#### WRITTEN EXERCISE A
In the excerpt on the segment's products, what is the principal raw material used to make pewter products?
#### WRITTEN EXERCISE B
Extend the excerpt on the segment's products, picking up after its final sentence.

#### PAGE EXTRACT
In the Segment's china and stainless businesses, competition is based primarily
on quality, design, brand, style, product appeal, consumer satisfaction, and
price. In its luggage, business case and personal leather accessories business,
competition is based primarily on brand awareness, quality, design, style, and
price. In its direct response/mail-order business, the most important
competitive factors are the brand, product appeal, design, sales/marketing
program, service, and price. In its crystal, sterling silver, silver-plated,
and pewter businesses, competition is based primarily on price, with quality,
design, brand, style, product appeal, and consumer satisfaction also being
factors.
Clay and feldspar are the principal raw materials used to manufacture china
products and silica is the principal raw material used to manufacture crystal
products. Gold and platinum are significant raw materials used to decorate china
and crystal products. Leather and nylon fabric are the principal raw materials
used to manufacture luggage and business cases. Fine silver is the principal raw
material used to manufacture sterling silver giftware and flatware products; tin
is the principal raw material used to manufacture pewter products; and stainless
steel is the principal raw material used to manufacture stainless steel
flatware. It is anticipated that raw materials used by the Segment will be in
adequate supply. However, the acquisition price of gold, platinum, fine silver,
and tin is influenced significantly by worldwide economic events and commodity
trading.
Sales of certain Segment products are traditionally greater in the second
quarter of the fiscal year, primarily because of seasonal holiday buying.

#### Records showing where elements appear
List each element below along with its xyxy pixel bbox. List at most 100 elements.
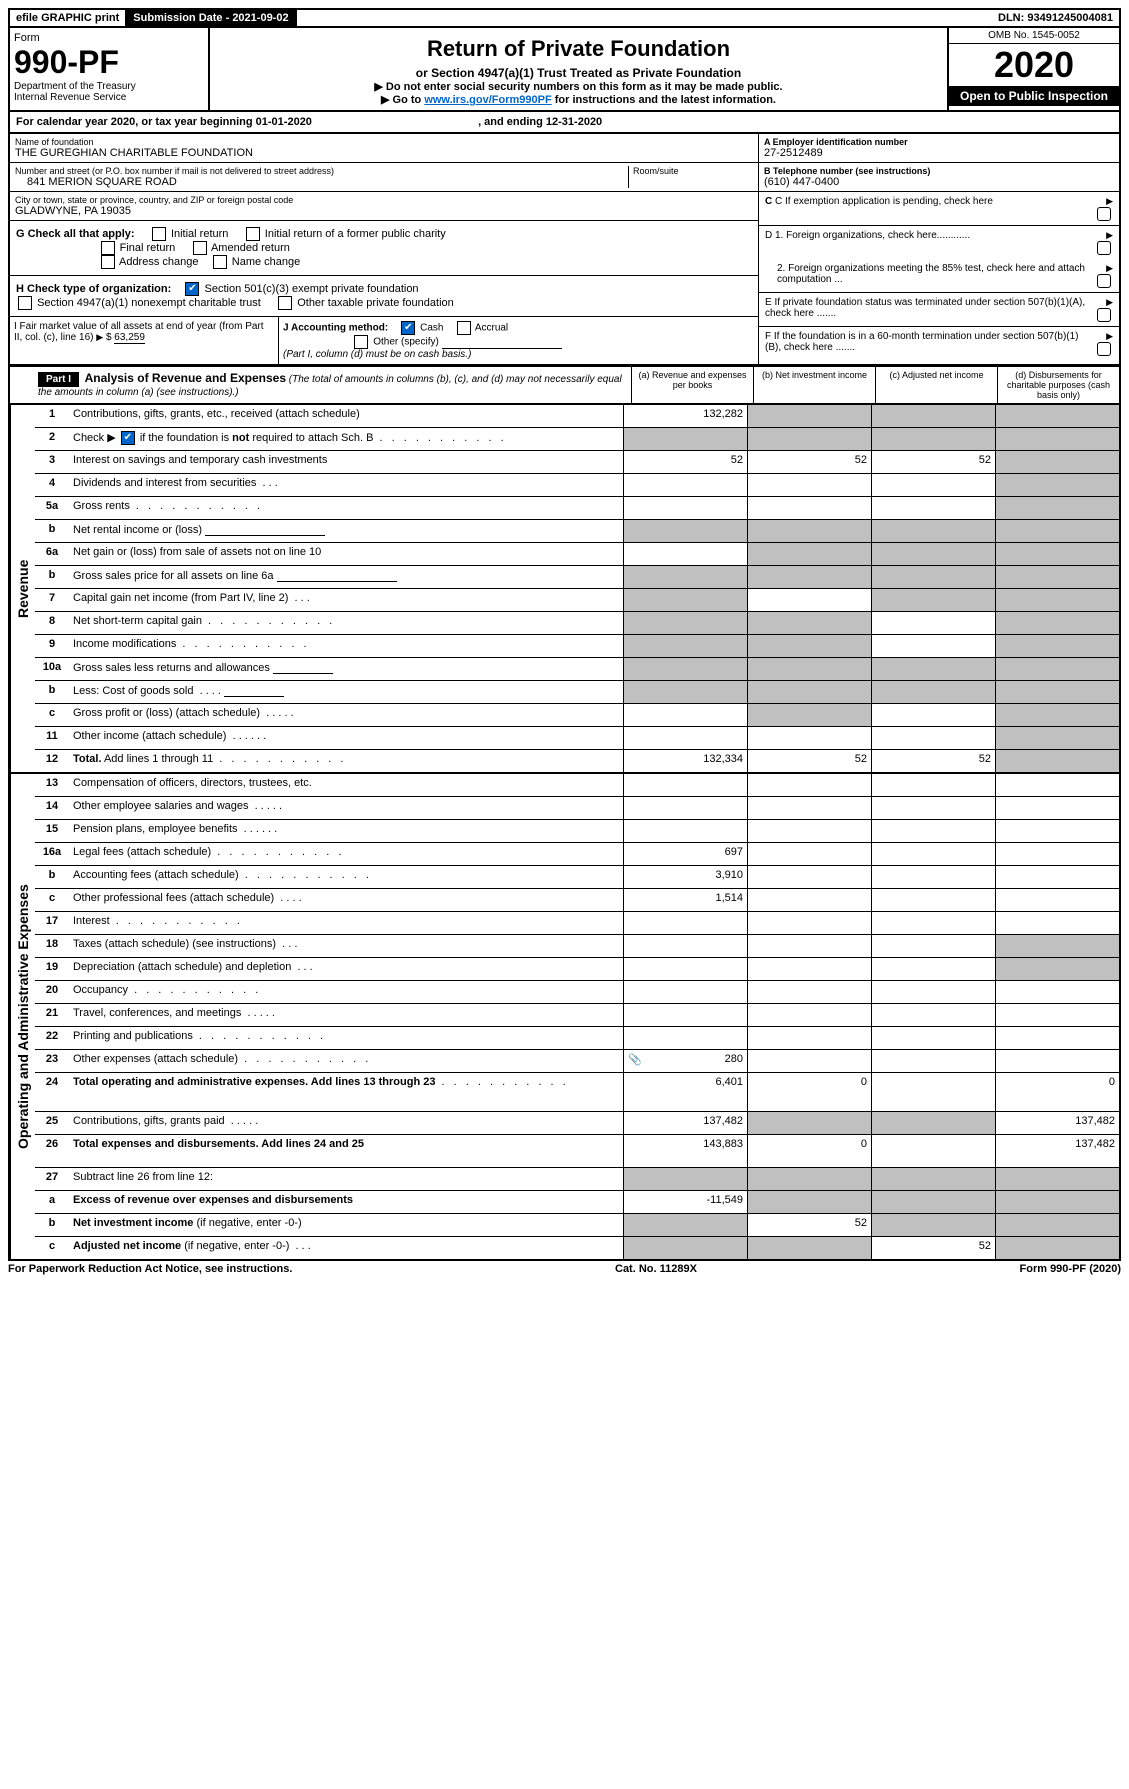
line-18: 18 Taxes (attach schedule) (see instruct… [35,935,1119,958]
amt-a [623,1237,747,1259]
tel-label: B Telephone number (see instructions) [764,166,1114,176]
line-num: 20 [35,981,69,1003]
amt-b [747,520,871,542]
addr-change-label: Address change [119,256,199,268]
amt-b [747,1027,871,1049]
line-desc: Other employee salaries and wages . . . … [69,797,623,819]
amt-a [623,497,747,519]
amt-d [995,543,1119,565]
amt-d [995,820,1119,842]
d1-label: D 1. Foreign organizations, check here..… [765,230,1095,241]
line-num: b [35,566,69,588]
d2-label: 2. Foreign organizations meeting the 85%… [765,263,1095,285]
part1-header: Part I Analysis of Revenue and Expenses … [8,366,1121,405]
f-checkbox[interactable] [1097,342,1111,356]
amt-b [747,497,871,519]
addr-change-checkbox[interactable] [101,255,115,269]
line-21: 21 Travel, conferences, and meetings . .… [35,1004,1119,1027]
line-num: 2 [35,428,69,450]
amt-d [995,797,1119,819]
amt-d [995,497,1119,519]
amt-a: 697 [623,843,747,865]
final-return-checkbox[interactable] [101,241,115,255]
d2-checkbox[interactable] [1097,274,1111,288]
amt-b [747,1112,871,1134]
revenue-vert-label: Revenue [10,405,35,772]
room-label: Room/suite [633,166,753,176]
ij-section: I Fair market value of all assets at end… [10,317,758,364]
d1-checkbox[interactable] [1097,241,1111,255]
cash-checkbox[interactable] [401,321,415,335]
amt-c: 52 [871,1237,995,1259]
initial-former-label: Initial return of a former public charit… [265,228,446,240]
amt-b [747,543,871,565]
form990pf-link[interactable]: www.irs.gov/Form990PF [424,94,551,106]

#### ANSWER A
Tin.

#### ANSWER B
5
Other Information
- -----------------
As of April 30, 1999, we employ approximately 7,600 persons, including 1,155
employed on a part-time or temporary basis.
We are an equal opportunity employer and we recruit and place employees without
regard to race, color, religion, national or ethnic origin, veteran status, age,
gender, sexual preference, or physical or mental disability.
We believe our employee relations are good.
For information on the effects of compliance with federal, state, and local
environmental regulations, refer to Note 13, "Environmental," on page 35 of our
1999 Annual Report to Stockholders, which information is incorporated into this
report by reference in response to Item 8.
Item 2. Properties
The corporate offices consist of office buildings, including renovated historic
structures, all located in Louisville, Kentucky.
Significant properties by business segments are as follows:
Wine and Spirits Segment
- ------------------------
The facilities of the Wine and Spirits Segment are shown below. The owned
facilities are held in fee simple.
Owned facilities:
- - Production facilities:
- Distilled Spirits and Wines:
- Lynchburg, Tennessee
- Louisville, Kentucky
- Collingwood, Ontario
- Shively, Kentucky
- Woodford County, Kentucky
- Frederiksted, St. Croix, U.S. Virgin Islands
- Mendocino County, California
- Monterey County, California
- Sonoma County, California
- Pedemonte, Italy
- Soave, Italy
- - Warehousing facilities:
- Lynchburg, Tennessee
- Louisville, Kentucky
- Collingwood, Ontario
- Shively, Kentucky
- Woodford County, Kentucky
- Mendocino County, California
- Monterey County, California
- Sonoma County, California
- Pedemonte, Italy
- Soave, Italy
6
Leased facilities:
- - Production and bottling facility in Dublin, Ireland
- - Wine production and warehousing facility in Mendocino County, California
- - Vineyards in Monterey County, California
We believe that the productive capacities of the Wine and Spirits Segment are
adequate for the business, and that the facilities are maintained in a good
state of repair.
Consumer Durables Segment
- -------------------------
The facilities of the Consumer Durables Segment are shown below. The owned
facilities are held in fee simple.
Owned facilities:
- - Office facilities:
- Lenox corporate - Lawrenceville, New Jersey
- Headquarters for Lenox Direct Response/Collectibles
Division (includes retail store and warehouse) - Langhorne,
Pennsylvania
- - Production and office facilities:
- Lenox - Pomona, New Jersey (includes retail store); Oxford,
North Carolina; Kinston, North Carolina; and
Mt. Pleasant, Pennsylvania (includes retail store)
- Lenox/Gorham - Smithfield, Rhode Island
(includes retail store)
- Hartmann - Lebanon, Tennessee (includes retail store)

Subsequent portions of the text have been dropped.